- [WORK INSTRUCTION] Copy every line of the following data that includes the string "JSON".

══ EXCERPTED RECORDS ══

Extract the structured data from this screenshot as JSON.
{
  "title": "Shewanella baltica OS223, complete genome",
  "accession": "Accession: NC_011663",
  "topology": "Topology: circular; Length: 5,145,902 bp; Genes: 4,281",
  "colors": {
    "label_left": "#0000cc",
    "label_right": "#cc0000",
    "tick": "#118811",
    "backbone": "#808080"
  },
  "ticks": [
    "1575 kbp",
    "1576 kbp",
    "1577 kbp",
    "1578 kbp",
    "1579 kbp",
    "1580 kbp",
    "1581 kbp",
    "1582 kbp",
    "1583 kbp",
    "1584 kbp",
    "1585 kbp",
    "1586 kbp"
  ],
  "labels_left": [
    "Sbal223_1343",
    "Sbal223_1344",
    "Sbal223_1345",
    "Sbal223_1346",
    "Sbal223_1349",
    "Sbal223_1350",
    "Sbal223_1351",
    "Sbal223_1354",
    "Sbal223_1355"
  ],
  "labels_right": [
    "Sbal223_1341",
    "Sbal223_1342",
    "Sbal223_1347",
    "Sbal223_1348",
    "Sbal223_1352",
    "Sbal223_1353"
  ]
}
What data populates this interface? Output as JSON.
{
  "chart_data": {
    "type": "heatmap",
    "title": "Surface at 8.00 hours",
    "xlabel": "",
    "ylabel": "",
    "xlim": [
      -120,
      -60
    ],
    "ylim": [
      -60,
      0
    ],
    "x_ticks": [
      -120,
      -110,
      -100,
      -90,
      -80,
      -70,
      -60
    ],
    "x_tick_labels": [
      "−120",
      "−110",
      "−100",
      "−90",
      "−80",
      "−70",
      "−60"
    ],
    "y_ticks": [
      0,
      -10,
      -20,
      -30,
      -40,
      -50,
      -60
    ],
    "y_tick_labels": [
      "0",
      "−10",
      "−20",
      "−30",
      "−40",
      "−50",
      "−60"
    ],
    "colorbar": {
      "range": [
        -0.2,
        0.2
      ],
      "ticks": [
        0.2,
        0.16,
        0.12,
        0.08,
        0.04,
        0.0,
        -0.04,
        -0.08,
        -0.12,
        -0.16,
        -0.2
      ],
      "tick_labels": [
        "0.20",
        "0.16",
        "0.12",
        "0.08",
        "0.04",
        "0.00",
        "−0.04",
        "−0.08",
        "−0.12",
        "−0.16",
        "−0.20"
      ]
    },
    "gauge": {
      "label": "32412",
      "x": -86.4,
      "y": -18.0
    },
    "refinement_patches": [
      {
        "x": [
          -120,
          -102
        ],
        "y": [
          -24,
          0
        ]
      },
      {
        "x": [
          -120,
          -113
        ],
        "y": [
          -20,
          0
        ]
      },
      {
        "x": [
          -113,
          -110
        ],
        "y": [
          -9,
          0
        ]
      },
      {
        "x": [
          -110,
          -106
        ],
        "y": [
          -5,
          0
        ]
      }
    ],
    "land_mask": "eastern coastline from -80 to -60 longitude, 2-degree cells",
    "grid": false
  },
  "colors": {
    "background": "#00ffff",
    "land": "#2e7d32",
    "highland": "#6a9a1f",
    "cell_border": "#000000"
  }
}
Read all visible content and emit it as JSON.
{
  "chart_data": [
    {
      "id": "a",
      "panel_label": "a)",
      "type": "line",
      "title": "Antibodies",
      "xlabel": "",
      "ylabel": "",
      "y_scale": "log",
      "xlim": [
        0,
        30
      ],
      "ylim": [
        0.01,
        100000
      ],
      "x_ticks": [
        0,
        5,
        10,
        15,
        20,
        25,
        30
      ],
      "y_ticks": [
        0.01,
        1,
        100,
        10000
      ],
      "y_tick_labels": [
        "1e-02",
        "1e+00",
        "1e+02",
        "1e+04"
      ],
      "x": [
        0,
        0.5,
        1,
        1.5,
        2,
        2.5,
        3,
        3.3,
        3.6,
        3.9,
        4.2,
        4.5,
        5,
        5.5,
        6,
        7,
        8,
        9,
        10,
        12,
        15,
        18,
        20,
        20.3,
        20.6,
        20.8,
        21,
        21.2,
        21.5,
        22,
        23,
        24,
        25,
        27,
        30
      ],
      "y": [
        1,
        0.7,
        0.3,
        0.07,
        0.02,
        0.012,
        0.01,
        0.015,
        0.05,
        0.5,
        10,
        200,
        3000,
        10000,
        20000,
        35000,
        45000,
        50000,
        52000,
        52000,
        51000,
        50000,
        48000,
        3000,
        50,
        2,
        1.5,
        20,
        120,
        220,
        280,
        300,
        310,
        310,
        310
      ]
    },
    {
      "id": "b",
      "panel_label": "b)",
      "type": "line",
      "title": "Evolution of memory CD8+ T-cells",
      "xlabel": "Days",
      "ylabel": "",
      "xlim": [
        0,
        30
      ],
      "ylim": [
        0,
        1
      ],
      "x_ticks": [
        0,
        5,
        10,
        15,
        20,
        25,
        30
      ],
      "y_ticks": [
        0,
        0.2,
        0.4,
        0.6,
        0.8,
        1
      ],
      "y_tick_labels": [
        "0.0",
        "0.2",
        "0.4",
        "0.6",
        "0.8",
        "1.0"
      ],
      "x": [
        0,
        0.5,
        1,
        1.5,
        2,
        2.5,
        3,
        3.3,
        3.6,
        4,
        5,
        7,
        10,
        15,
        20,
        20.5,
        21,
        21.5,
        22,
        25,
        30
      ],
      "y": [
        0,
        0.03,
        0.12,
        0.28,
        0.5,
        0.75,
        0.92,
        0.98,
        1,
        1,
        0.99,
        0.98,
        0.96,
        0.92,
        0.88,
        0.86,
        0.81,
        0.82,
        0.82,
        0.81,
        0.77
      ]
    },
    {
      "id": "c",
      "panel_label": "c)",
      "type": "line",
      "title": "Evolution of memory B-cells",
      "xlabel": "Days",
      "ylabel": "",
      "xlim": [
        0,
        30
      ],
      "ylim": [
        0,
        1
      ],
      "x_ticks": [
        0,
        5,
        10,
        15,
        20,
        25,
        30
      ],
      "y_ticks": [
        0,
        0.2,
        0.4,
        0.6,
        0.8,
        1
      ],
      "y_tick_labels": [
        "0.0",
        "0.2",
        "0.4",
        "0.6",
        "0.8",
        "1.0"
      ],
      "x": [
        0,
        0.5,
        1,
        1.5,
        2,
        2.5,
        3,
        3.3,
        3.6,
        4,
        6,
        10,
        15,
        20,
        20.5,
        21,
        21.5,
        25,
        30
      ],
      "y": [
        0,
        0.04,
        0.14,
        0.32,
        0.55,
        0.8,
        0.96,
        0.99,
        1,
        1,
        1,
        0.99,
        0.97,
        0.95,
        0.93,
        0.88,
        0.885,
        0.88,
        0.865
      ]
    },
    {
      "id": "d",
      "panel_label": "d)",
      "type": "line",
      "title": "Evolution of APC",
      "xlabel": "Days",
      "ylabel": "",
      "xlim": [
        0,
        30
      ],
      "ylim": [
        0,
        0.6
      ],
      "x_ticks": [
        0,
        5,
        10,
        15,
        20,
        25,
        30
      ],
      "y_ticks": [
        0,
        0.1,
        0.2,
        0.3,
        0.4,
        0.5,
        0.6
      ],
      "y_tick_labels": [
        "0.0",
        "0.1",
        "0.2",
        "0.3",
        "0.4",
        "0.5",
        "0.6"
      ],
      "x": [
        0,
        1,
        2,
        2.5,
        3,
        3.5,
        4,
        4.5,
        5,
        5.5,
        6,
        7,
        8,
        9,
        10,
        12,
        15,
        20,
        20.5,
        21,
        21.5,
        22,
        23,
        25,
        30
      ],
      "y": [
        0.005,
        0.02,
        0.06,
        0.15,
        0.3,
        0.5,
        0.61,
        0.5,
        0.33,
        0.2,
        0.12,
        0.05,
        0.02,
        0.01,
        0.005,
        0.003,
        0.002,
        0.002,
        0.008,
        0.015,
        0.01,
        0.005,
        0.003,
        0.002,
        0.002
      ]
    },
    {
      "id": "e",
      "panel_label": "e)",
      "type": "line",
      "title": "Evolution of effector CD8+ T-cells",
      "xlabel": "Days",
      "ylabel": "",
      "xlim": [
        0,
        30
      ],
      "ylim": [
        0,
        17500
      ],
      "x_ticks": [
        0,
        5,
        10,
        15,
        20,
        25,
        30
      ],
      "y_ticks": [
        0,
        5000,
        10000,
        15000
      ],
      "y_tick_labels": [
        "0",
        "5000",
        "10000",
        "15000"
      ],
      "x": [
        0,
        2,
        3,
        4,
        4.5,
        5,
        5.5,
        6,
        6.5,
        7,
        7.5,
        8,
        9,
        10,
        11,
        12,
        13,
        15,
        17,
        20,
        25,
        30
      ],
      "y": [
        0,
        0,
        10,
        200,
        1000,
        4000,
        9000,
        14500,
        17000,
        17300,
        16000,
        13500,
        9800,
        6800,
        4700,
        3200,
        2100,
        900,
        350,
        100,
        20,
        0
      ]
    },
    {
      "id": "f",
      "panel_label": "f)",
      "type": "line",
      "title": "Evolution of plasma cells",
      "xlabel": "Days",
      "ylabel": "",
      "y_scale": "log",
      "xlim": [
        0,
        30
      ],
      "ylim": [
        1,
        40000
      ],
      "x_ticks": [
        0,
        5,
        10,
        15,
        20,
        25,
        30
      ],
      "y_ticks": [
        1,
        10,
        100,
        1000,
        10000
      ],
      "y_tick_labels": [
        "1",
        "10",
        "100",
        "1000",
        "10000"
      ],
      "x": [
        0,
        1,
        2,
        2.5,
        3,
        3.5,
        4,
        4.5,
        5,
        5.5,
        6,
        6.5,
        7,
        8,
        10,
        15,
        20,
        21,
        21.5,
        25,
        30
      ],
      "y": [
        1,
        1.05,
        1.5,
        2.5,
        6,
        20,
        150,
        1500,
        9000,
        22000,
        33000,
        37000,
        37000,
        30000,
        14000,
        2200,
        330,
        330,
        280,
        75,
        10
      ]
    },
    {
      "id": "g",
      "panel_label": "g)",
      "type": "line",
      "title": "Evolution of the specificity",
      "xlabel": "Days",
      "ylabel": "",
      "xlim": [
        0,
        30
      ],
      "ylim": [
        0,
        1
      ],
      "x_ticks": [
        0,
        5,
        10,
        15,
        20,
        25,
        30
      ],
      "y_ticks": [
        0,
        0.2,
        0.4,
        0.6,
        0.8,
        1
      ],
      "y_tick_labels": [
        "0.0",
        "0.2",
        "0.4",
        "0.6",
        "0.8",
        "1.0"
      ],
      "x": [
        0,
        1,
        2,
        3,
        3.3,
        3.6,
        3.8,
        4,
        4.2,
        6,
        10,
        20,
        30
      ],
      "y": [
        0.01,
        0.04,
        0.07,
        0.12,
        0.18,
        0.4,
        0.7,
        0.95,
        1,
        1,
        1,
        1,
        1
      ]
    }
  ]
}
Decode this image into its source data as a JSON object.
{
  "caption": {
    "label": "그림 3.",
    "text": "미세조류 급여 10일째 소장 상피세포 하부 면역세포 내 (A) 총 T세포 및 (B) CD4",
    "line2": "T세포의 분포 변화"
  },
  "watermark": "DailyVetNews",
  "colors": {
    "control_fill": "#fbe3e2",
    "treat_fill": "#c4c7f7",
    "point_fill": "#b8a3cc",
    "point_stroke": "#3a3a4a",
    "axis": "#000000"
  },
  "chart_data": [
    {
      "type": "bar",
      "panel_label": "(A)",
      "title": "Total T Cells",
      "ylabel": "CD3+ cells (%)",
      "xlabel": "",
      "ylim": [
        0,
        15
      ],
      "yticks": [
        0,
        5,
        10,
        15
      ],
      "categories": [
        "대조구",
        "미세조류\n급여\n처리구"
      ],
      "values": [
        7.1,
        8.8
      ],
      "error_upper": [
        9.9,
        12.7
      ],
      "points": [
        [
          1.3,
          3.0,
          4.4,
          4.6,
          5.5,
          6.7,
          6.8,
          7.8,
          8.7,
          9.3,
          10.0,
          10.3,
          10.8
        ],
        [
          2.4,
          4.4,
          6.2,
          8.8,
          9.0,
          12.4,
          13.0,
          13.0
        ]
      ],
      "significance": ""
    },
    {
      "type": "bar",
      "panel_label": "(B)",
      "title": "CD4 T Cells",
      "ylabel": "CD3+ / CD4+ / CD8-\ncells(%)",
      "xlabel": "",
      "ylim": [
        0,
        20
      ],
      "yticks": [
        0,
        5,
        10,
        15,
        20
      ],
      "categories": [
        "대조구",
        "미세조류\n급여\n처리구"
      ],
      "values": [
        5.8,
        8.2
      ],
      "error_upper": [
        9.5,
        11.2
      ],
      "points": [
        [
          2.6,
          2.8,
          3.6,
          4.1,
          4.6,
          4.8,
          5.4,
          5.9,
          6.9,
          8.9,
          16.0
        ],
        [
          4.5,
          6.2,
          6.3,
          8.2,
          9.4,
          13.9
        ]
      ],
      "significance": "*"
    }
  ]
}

═══

- [RESPONSE AREA]
Extract the structured data from this screenshot as JSON.
What data populates this interface? Output as JSON.
Read all visible content and emit it as JSON.
Decode this image into its source data as a JSON object.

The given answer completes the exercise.